- [Task prompt]: What is needed here is an exact copy of every entry.

** BEGIN **

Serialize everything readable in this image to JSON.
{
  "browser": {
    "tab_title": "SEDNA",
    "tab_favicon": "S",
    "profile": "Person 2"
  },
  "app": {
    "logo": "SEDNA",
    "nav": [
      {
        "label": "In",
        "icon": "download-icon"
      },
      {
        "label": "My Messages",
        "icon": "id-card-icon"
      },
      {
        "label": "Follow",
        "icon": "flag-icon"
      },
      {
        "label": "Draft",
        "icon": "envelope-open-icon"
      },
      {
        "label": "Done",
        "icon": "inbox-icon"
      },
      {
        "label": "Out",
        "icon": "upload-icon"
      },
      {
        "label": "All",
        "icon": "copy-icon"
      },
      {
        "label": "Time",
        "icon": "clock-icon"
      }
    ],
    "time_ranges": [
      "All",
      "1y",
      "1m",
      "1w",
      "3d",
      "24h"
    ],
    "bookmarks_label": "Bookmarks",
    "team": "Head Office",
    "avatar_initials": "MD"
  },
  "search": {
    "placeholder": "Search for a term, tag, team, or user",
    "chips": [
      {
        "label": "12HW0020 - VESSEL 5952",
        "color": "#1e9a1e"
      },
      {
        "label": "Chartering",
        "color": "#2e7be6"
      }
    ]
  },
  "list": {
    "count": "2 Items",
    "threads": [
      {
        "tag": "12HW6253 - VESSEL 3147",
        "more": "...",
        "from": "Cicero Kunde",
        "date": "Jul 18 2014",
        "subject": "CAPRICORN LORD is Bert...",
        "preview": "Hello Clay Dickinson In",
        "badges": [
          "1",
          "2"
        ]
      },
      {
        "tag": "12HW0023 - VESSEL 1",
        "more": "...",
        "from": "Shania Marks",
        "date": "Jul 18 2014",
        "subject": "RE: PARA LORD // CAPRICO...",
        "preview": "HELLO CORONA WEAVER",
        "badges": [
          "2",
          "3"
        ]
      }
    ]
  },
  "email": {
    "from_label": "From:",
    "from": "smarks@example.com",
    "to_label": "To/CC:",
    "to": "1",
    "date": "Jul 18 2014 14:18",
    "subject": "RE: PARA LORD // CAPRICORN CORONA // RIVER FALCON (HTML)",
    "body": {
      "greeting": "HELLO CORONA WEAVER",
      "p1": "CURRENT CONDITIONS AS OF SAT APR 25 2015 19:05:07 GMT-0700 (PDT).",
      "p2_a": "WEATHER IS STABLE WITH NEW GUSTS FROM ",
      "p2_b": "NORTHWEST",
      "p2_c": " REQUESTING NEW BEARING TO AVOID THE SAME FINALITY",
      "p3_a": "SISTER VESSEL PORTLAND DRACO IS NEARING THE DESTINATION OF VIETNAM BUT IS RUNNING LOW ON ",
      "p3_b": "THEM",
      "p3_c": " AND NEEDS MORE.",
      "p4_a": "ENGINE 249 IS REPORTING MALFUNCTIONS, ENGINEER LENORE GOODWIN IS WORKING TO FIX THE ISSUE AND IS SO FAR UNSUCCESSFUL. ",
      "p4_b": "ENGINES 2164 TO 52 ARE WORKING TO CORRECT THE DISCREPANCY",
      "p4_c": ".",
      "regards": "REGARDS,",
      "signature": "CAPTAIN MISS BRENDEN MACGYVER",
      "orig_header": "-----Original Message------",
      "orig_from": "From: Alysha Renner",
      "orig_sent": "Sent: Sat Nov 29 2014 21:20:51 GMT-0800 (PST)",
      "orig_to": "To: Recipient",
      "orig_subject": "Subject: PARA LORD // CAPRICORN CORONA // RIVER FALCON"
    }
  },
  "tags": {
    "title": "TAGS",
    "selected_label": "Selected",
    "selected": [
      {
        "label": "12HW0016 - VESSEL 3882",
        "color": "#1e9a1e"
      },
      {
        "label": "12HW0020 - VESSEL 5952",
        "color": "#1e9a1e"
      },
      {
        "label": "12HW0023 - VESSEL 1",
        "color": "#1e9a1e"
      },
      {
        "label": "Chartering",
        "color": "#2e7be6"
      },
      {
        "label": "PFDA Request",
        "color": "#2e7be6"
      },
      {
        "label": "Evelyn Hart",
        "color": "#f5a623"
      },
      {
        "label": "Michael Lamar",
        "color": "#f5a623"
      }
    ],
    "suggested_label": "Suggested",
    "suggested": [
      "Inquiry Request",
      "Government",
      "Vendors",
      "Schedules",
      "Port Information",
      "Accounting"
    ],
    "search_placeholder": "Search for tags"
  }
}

** END **

- [The result]:
Serialize everything readable in this image to JSON.
{
  "browser": {
    "tab_title": "SEDNA",
    "tab_favicon": "S",
    "profile": "Person 2"
  },
  "app": {
    "logo": "SEDNA",
    "nav": [
      {
        "label": "In",
        "icon": "download-icon"
      },
      {
        "label": "My Messages",
        "icon": "id-card-icon"
      },
      {
        "label": "Follow",
        "icon": "flag-icon"
      },
      {
        "label": "Draft",
        "icon": "envelope-open-icon"
      },
      {
        "label": "Done",
        "icon": "inbox-icon"
      },
      {
        "label": "Out",
        "icon": "upload-icon"
      },
      {
        "label": "All",
        "icon": "copy-icon"
      },
      {
        "label": "Time",
        "icon": "clock-icon"
      }
    ],
    "time_ranges": [
      "All",
      "1y",
      "1m",
      "1w",
      "3d",
      "24h"
    ],
    "bookmarks_label": "Bookmarks",
    "team": "Head Office",
    "avatar_initials": "MD"
  },
  "search": {
    "placeholder": "Search for a term, tag, team, or user",
    "chips": [
      {
        "label": "12HW0020 - VESSEL 5952",
        "color": "#1e9a1e"
      },
      {
        "label": "Chartering",
        "color": "#2e7be6"
      }
    ]
  },
  "list": {
    "count": "2 Items",
    "threads": [
      {
        "tag": "12HW6253 - VESSEL 3147",
        "more": "...",
        "from": "Cicero Kunde",
        "date": "Jul 18 2014",
        "subject": "CAPRICORN LORD is Bert...",
        "preview": "Hello Clay Dickinson In",
        "badges": [
          "1",
          "2"
        ]
      },
      {
        "tag": "12HW0023 - VESSEL 1",
        "more": "...",
        "from": "Shania Marks",
        "date": "Jul 18 2014",
        "subject": "RE: PARA LORD // CAPRICO...",
        "preview": "HELLO CORONA WEAVER",
        "badges": [
          "2",
          "3"
        ]
      }
    ]
  },
  "email": {
    "from_label": "From:",
    "from": "smarks@example.com",
    "to_label": "To/CC:",
    "to": "1",
    "date": "Jul 18 2014 14:18",
    "subject": "RE: PARA LORD // CAPRICORN CORONA // RIVER FALCON (HTML)",
    "body": {
      "greeting": "HELLO CORONA WEAVER",
      "p1": "CURRENT CONDITIONS AS OF SAT APR 25 2015 19:05:07 GMT-0700 (PDT).",
      "p2_a": "WEATHER IS STABLE WITH NEW GUSTS FROM ",
      "p2_b": "NORTHWEST",
      "p2_c": " REQUESTING NEW BEARING TO AVOID THE SAME FINALITY",
      "p3_a": "SISTER VESSEL PORTLAND DRACO IS NEARING THE DESTINATION OF VIETNAM BUT IS RUNNING LOW ON ",
      "p3_b": "THEM",
      "p3_c": " AND NEEDS MORE.",
      "p4_a": "ENGINE 249 IS REPORTING MALFUNCTIONS, ENGINEER LENORE GOODWIN IS WORKING TO FIX THE ISSUE AND IS SO FAR UNSUCCESSFUL. ",
      "p4_b": "ENGINES 2164 TO 52 ARE WORKING TO CORRECT THE DISCREPANCY",
      "p4_c": ".",
      "regards": "REGARDS,",
      "signature": "CAPTAIN MISS BRENDEN MACGYVER",
      "orig_header": "-----Original Message------",
      "orig_from": "From: Alysha Renner",
      "orig_sent": "Sent: Sat Nov 29 2014 21:20:51 GMT-0800 (PST)",
      "orig_to": "To: Recipient",
      "orig_subject": "Subject: PARA LORD // CAPRICORN CORONA // RIVER FALCON"
    }
  },
  "tags": {
    "title": "TAGS",
    "selected_label": "Selected",
    "selected": [
      {
        "label": "12HW0016 - VESSEL 3882",
        "color": "#1e9a1e"
      },
      {
        "label": "12HW0020 - VESSEL 5952",
        "color": "#1e9a1e"
      },
      {
        "label": "12HW0023 - VESSEL 1",
        "color": "#1e9a1e"
      },
      {
        "label": "Chartering",
        "color": "#2e7be6"
      },
      {
        "label": "PFDA Request",
        "color": "#2e7be6"
      },
      {
        "label": "Evelyn Hart",
        "color": "#f5a623"
      },
      {
        "label": "Michael Lamar",
        "color": "#f5a623"
      }
    ],
    "suggested_label": "Suggested",
    "suggested": [
      "Inquiry Request",
      "Government",
      "Vendors",
      "Schedules",
      "Port Information",
      "Accounting"
    ],
    "search_placeholder": "Search for tags"
  }
}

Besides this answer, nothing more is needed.